▶ **PROBLEM DESCRIPTION**: Word for word, print each line of the listing below; pictures stay out.

═════ ENTRIES ═════

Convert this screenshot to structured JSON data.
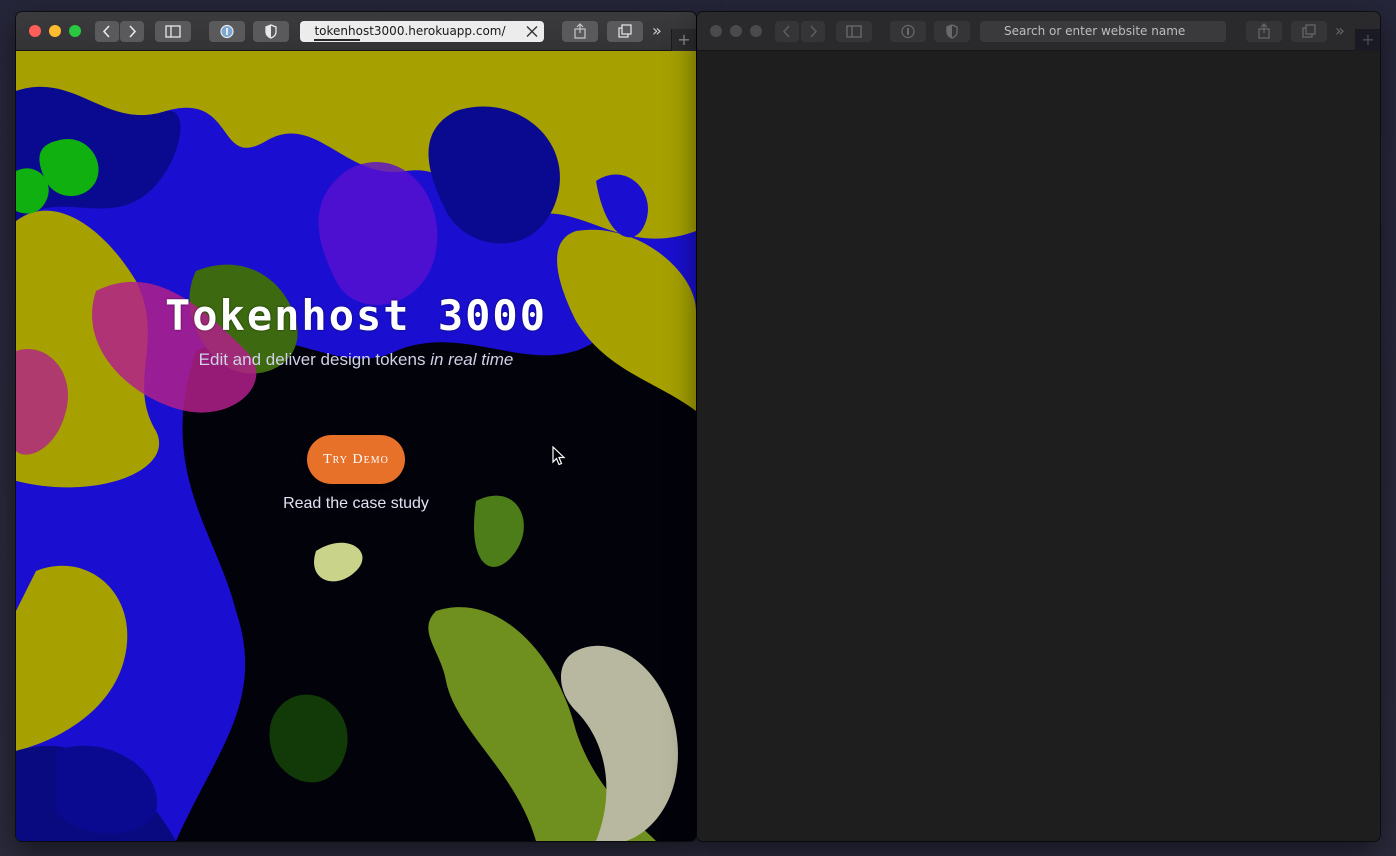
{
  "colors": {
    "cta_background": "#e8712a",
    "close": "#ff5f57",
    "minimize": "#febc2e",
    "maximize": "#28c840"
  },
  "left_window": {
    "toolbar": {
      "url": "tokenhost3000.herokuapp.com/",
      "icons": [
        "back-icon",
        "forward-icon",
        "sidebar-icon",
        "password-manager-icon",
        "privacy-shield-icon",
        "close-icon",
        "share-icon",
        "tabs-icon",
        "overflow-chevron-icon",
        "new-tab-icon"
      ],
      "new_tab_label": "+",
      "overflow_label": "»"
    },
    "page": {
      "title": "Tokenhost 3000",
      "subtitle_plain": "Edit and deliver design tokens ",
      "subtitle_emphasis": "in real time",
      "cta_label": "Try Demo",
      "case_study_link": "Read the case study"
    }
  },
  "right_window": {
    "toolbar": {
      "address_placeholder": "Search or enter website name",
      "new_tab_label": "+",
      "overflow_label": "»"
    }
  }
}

═════

▶ **WORKED ANSWER**:
Convert this screenshot to structured JSON data.
{
  "colors": {
    "cta_background": "#e8712a",
    "close": "#ff5f57",
    "minimize": "#febc2e",
    "maximize": "#28c840"
  },
  "left_window": {
    "toolbar": {
      "url": "tokenhost3000.herokuapp.com/",
      "icons": [
        "back-icon",
        "forward-icon",
        "sidebar-icon",
        "password-manager-icon",
        "privacy-shield-icon",
        "close-icon",
        "share-icon",
        "tabs-icon",
        "overflow-chevron-icon",
        "new-tab-icon"
      ],
      "new_tab_label": "+",
      "overflow_label": "»"
    },
    "page": {
      "title": "Tokenhost 3000",
      "subtitle_plain": "Edit and deliver design tokens ",
      "subtitle_emphasis": "in real time",
      "cta_label": "Try Demo",
      "case_study_link": "Read the case study"
    }
  },
  "right_window": {
    "toolbar": {
      "address_placeholder": "Search or enter website name",
      "new_tab_label": "+",
      "overflow_label": "»"
    }
  }
}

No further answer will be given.